Do this
Gather every line from the entries below that includes "présence".

Start Input

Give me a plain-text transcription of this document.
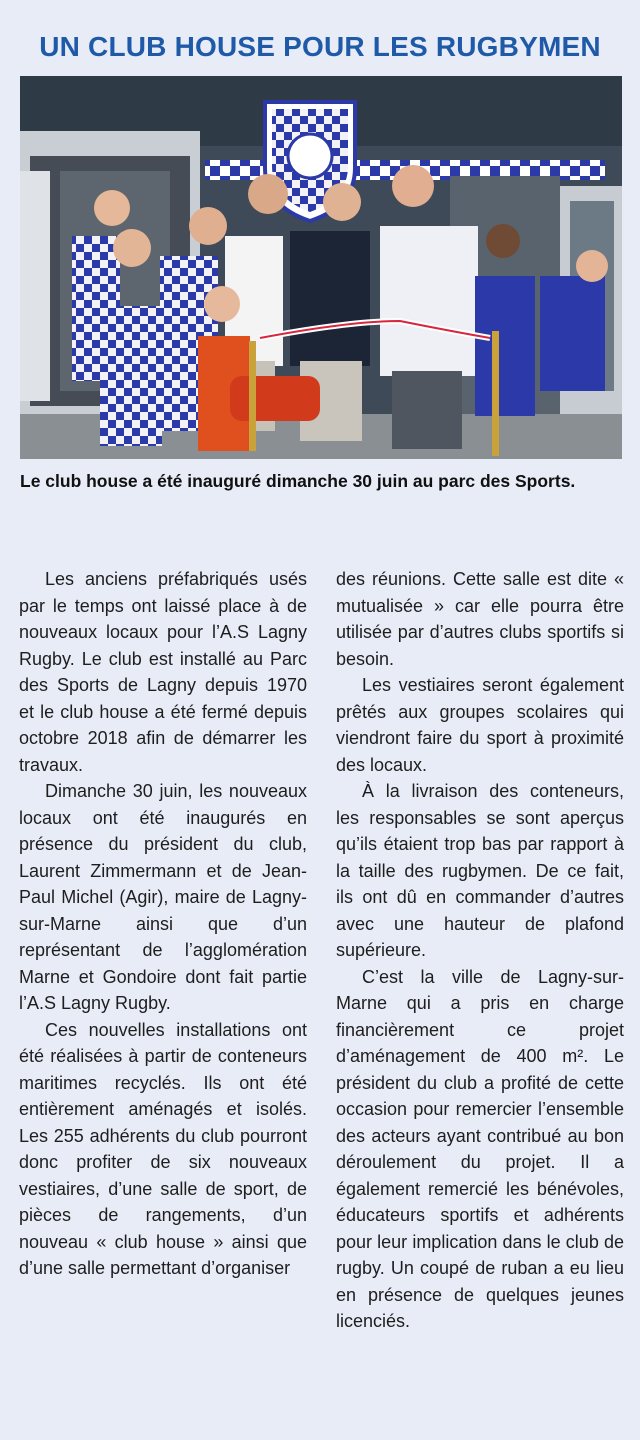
UN CLUB HOUSE POUR LES RUGBYMEN
Le club house a été inauguré dimanche 30 juin au parc des Sports.

Les anciens préfabriqués usés par le temps ont laissé place à de nouveaux locaux pour l’A.S Lagny Rugby. Le club est installé au Parc des Sports de Lagny depuis 1970 et le club house a été fermé depuis octobre 2018 afin de démarrer les travaux.

Dimanche 30 juin, les nouveaux locaux ont été inaugurés en présence du président du club, Laurent Zimmermann et de Jean-Paul Michel (Agir), maire de Lagny-sur-Marne ainsi que d’un représentant de l’agglomération Marne et Gondoire dont fait partie l’A.S Lagny Rugby.

Ces nouvelles installations ont été réalisées à partir de conteneurs maritimes recyclés. Ils ont été entièrement aménagés et isolés. Les 255 adhérents du club pourront donc profiter de six nouveaux vestiaires, d’une salle de sport, de pièces de rangements, d’un nouveau « club house » ainsi que d’une salle permettant d’organiser

des réunions. Cette salle est dite « mutualisée » car elle pourra être utilisée par d’autres clubs sportifs si besoin.

Les vestiaires seront également prêtés aux groupes scolaires qui viendront faire du sport à proximité des locaux.

À la livraison des conteneurs, les responsables se sont aperçus qu’ils étaient trop bas par rapport à la taille des rugbymen. De ce fait, ils ont dû en commander d’autres avec une hauteur de plafond supérieure.

C’est la ville de Lagny-sur-Marne qui a pris en charge financièrement ce projet d’aménagement de 400 m². Le président du club a profité de cette occasion pour remercier l’ensemble des acteurs ayant contribué au bon déroulement du projet. Il a également remercié les bénévoles, éducateurs sportifs et adhérents pour leur implication dans le club de rugby. Un coupé de ruban a eu lieu en présence de quelques jeunes licenciés.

End Input

Result
Dimanche 30 juin, les nouveaux locaux ont été inaugurés en présence du président du club, Laurent Zimmermann et de Jean-Paul Michel (Agir), maire de Lagny-sur-Marne ainsi que d’un représentant de l’agglomération Marne et Gondoire dont fait partie l’A.S Lagny Rugby.
C’est la ville de Lagny-sur-Marne qui a pris en charge financièrement ce projet d’aménagement de 400 m². Le président du club a profité de cette occasion pour remercier l’ensemble des acteurs ayant contribué au bon déroulement du projet. Il a également remercié les bénévoles, éducateurs sportifs et adhérents pour leur implication dans le club de rugby. Un coupé de ruban a eu lieu en présence de quelques jeunes licenciés.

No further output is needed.